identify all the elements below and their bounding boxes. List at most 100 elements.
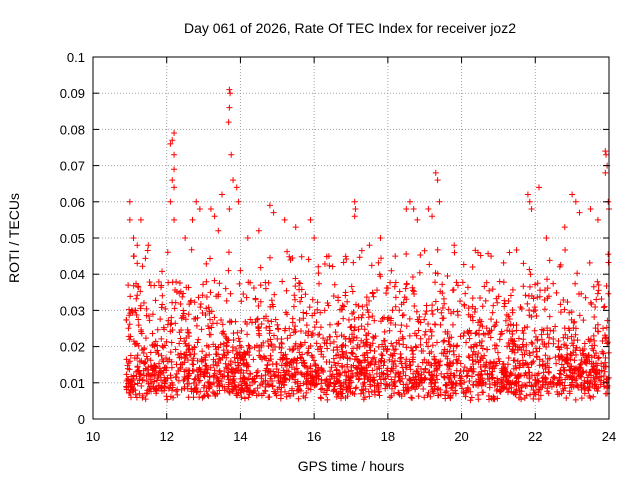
data-point [333, 333, 340, 340]
data-point [186, 351, 193, 358]
data-point [557, 261, 564, 268]
data-point-peak [603, 151, 610, 158]
data-point [295, 395, 302, 402]
data-point [153, 387, 160, 394]
data-point [240, 388, 247, 395]
data-point [566, 309, 573, 316]
data-point [264, 369, 271, 376]
data-point [194, 339, 201, 346]
data-point [535, 388, 542, 395]
data-point [469, 313, 476, 320]
data-point [560, 296, 567, 303]
data-point [530, 391, 537, 398]
data-point-peak [602, 169, 609, 176]
data-point [386, 327, 393, 334]
data-point [144, 355, 151, 362]
data-point [281, 382, 288, 389]
data-point [544, 295, 551, 302]
data-point [450, 351, 457, 358]
data-point [395, 370, 402, 377]
data-point [528, 361, 535, 368]
data-point [520, 330, 527, 337]
data-point [152, 297, 159, 304]
data-point [370, 333, 377, 340]
data-point [494, 375, 501, 382]
data-point [216, 368, 223, 375]
y-tick-label: 0.06 [60, 195, 85, 210]
data-point [546, 257, 553, 264]
data-point [221, 330, 228, 337]
data-point [546, 355, 553, 362]
y-axis-label: ROTI / TECUs [6, 193, 22, 283]
data-point [236, 338, 243, 345]
data-point [557, 301, 564, 308]
data-point [327, 379, 334, 386]
data-point [592, 303, 599, 310]
data-point [569, 376, 576, 383]
data-point-peak [219, 191, 225, 198]
data-point [337, 385, 344, 392]
data-point [298, 294, 305, 301]
data-point-peak [171, 130, 178, 137]
data-point [427, 362, 434, 369]
x-tick-label: 18 [381, 429, 395, 444]
data-point [224, 365, 231, 372]
data-point [125, 333, 132, 340]
data-point [573, 344, 580, 351]
data-point [413, 344, 420, 351]
data-point [363, 302, 370, 309]
data-point [416, 379, 423, 386]
data-point [340, 259, 347, 266]
data-point [357, 390, 364, 397]
data-point [392, 321, 399, 328]
data-point [581, 384, 588, 391]
data-point [180, 307, 187, 314]
data-point-peak [410, 206, 417, 213]
data-point [162, 305, 169, 312]
data-point-peak [266, 202, 273, 209]
data-point [372, 391, 379, 398]
data-point [506, 316, 513, 323]
data-point [590, 374, 597, 381]
data-point [351, 316, 358, 323]
data-point [177, 335, 184, 342]
data-point [475, 396, 482, 403]
data-point [545, 369, 552, 376]
data-point [155, 278, 162, 285]
data-point [536, 386, 543, 393]
data-point [240, 357, 247, 364]
data-point [409, 287, 416, 294]
data-point [300, 380, 307, 387]
data-point [192, 375, 199, 382]
data-point [400, 381, 407, 388]
data-point [333, 379, 340, 386]
data-point [130, 372, 137, 379]
data-point [238, 327, 245, 334]
data-point [175, 351, 182, 358]
data-point [271, 371, 278, 378]
data-point [140, 346, 147, 353]
data-point [350, 259, 357, 266]
data-point [391, 283, 398, 290]
data-point [601, 303, 608, 310]
data-point-peak [366, 242, 373, 249]
data-point [398, 360, 405, 367]
data-point [386, 394, 393, 401]
data-point [470, 348, 477, 355]
data-point [191, 299, 198, 306]
data-point [508, 370, 515, 377]
data-point [206, 316, 213, 323]
data-point [406, 362, 413, 369]
data-point [364, 339, 371, 346]
data-point [479, 345, 486, 352]
data-point [555, 343, 562, 350]
data-point [292, 328, 299, 335]
data-point [297, 327, 304, 334]
data-point [298, 342, 305, 349]
data-point [534, 280, 541, 287]
data-point [469, 317, 476, 324]
data-point [552, 354, 559, 361]
data-point [254, 368, 261, 375]
data-point-peak [193, 198, 200, 205]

□ □ □

Tally the lines in the records that contain the string "label", counting only matches with the same case. Give only the number.

3